Data listing:
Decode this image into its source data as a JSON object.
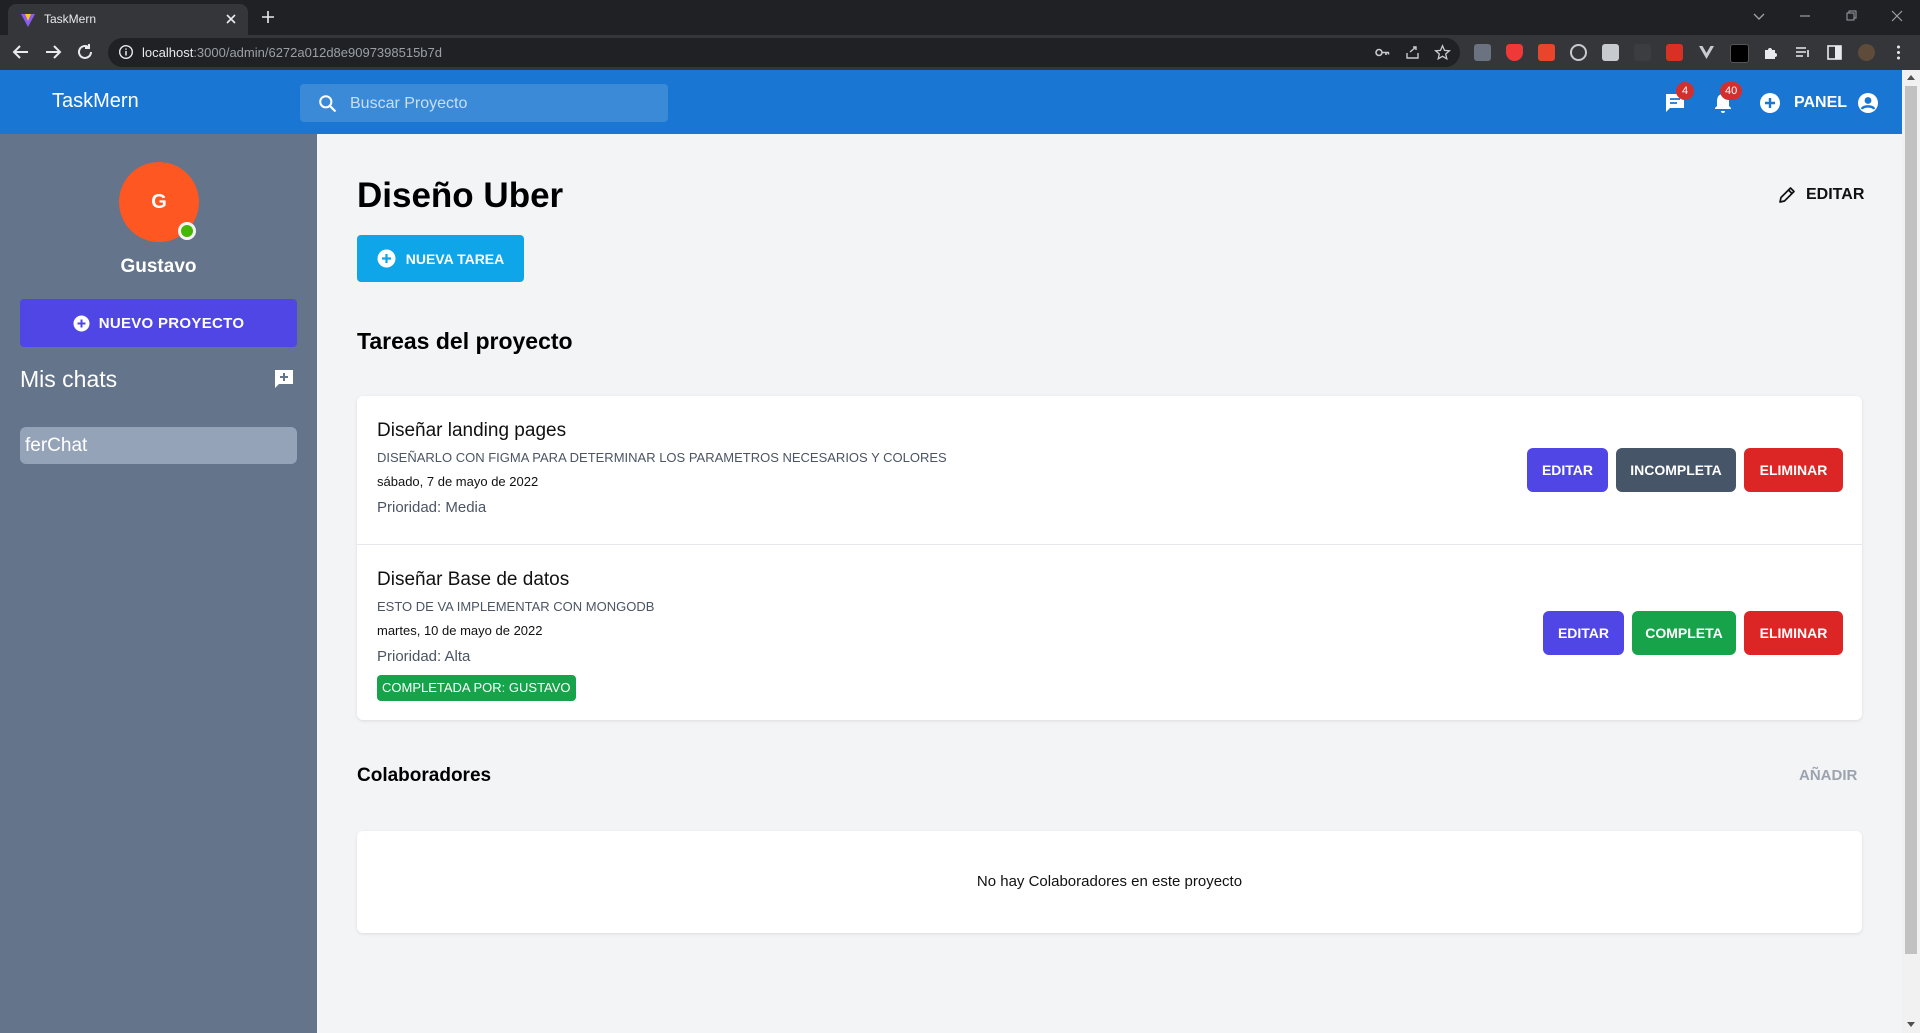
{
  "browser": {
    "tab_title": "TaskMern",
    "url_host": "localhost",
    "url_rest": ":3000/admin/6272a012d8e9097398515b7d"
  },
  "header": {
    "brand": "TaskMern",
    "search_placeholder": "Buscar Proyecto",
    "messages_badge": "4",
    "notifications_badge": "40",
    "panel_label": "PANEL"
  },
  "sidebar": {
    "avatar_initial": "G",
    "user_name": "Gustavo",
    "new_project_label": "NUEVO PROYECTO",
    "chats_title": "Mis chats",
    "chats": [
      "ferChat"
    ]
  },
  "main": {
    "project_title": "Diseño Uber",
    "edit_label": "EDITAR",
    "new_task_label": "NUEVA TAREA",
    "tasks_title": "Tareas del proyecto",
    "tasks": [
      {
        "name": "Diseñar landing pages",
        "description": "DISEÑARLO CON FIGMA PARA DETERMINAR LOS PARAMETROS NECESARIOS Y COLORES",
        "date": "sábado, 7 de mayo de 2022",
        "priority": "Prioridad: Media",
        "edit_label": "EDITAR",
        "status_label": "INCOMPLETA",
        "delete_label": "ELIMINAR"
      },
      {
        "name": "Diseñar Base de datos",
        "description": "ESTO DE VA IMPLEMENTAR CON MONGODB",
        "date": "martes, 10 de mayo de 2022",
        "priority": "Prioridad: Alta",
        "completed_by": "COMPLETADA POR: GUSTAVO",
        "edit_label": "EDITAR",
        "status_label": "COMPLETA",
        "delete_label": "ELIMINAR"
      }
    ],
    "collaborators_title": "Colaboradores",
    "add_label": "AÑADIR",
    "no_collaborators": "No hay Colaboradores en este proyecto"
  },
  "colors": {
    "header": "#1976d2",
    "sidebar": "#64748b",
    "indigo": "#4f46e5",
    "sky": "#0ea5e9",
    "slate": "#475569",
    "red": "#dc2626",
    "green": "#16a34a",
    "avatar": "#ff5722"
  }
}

◆ PROMPT
On how many lines does the word "Colaboradores" appear? Answer with only the number.

◆ CORRECT RESULT
2